What you should do: Report how many lines in the listing below include the word "Điều". Write nothing besides the number.

(Dataset items)
* Start *
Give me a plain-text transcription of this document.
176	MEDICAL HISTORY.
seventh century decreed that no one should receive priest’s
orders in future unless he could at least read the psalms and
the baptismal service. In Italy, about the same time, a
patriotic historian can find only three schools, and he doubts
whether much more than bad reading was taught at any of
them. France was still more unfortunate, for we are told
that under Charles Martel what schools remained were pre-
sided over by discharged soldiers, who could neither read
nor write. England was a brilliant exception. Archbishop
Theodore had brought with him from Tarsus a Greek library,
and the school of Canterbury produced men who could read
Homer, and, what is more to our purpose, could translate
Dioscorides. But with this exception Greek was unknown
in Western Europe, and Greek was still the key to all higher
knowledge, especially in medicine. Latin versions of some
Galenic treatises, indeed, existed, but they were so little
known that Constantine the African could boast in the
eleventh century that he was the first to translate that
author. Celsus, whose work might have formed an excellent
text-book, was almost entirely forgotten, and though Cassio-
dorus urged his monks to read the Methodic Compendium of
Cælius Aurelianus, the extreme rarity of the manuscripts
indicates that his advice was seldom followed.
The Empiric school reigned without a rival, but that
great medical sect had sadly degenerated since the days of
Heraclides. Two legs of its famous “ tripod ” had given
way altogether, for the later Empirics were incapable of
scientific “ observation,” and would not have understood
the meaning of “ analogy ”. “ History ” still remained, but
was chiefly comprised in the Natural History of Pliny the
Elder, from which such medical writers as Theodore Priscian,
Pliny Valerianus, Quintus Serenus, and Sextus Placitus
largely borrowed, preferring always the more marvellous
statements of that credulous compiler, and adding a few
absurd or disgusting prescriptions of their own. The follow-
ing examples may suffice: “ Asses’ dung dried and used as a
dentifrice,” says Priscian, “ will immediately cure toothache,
* End *
* Start *
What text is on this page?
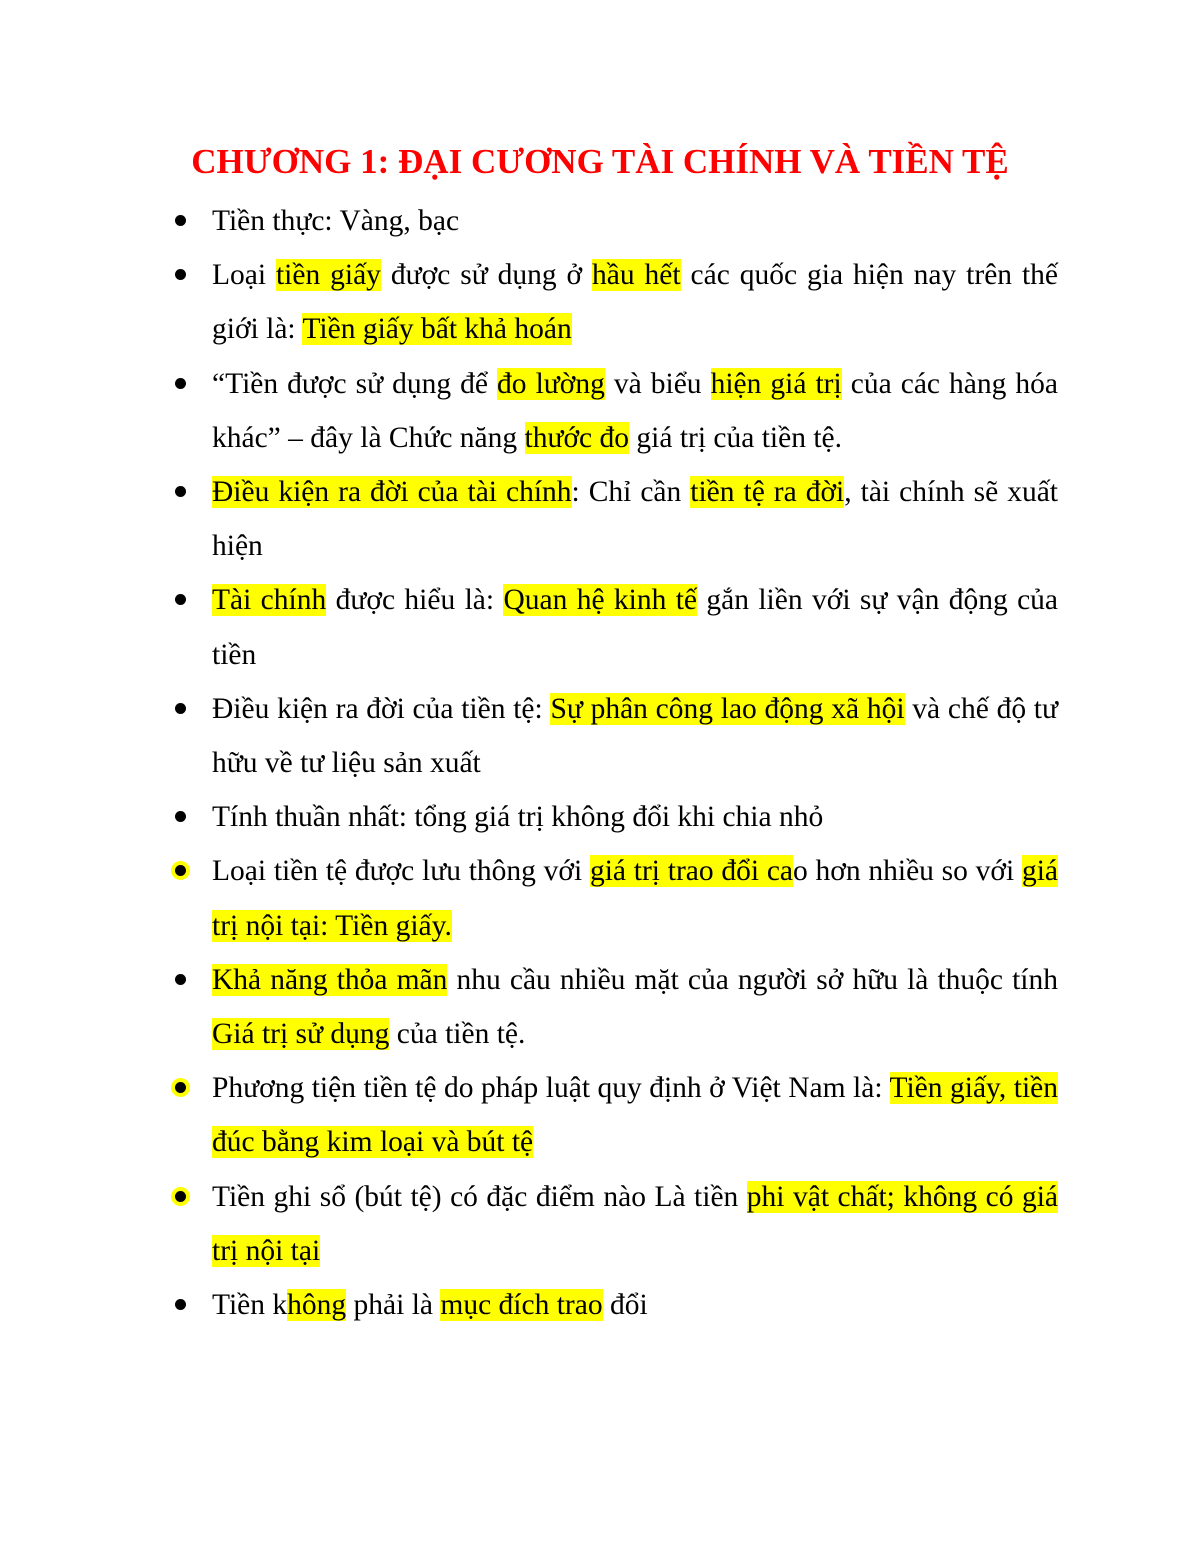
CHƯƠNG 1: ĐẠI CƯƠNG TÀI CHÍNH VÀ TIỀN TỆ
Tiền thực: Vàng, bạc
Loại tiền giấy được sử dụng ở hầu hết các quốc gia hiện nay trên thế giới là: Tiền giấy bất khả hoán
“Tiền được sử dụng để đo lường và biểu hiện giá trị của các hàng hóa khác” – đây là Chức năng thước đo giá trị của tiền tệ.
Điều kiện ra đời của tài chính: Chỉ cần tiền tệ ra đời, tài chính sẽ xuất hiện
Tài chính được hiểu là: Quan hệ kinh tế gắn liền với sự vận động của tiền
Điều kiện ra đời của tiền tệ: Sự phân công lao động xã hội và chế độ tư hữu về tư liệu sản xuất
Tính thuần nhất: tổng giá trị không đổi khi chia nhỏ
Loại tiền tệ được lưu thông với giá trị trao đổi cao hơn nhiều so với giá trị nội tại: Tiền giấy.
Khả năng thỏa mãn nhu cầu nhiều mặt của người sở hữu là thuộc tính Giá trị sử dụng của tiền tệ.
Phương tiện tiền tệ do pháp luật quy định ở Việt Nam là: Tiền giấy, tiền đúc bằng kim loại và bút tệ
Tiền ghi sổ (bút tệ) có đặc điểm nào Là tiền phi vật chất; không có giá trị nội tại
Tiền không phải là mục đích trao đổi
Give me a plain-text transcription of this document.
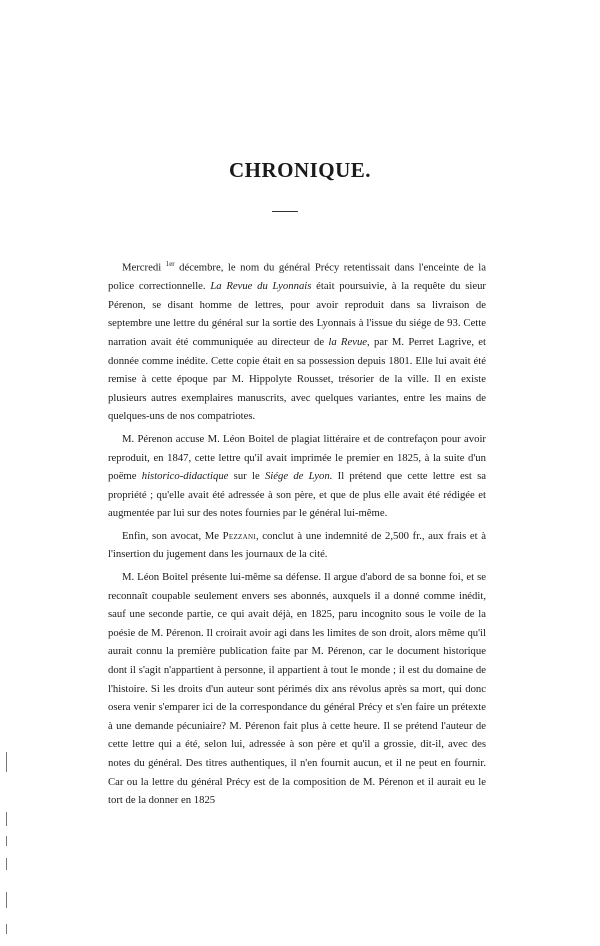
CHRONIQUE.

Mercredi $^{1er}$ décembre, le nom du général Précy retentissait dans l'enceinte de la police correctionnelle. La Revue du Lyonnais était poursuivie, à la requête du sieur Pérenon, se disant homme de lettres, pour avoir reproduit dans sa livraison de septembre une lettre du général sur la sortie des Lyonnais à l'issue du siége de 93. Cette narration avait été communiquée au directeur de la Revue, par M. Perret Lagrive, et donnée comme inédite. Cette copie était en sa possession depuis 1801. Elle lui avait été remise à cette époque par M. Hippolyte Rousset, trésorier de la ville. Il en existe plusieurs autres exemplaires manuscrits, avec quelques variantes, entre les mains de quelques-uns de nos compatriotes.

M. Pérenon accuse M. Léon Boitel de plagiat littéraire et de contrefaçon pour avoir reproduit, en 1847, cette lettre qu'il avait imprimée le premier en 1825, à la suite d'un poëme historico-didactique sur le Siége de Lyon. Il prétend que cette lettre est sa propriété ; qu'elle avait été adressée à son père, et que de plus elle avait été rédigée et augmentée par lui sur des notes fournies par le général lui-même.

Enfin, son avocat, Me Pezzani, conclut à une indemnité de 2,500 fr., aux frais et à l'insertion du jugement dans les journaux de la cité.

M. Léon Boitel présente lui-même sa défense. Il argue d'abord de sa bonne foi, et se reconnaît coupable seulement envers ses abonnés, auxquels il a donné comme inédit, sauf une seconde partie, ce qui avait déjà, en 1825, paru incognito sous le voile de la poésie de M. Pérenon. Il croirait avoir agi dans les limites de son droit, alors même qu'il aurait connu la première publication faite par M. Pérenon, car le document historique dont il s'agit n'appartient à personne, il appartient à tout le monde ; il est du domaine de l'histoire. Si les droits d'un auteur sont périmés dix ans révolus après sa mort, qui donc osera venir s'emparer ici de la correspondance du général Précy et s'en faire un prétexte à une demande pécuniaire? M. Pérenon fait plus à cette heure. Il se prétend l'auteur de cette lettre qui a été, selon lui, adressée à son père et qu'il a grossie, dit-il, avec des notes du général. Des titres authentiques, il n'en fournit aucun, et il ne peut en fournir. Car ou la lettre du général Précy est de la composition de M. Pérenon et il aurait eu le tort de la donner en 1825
* End *
Task answer: 2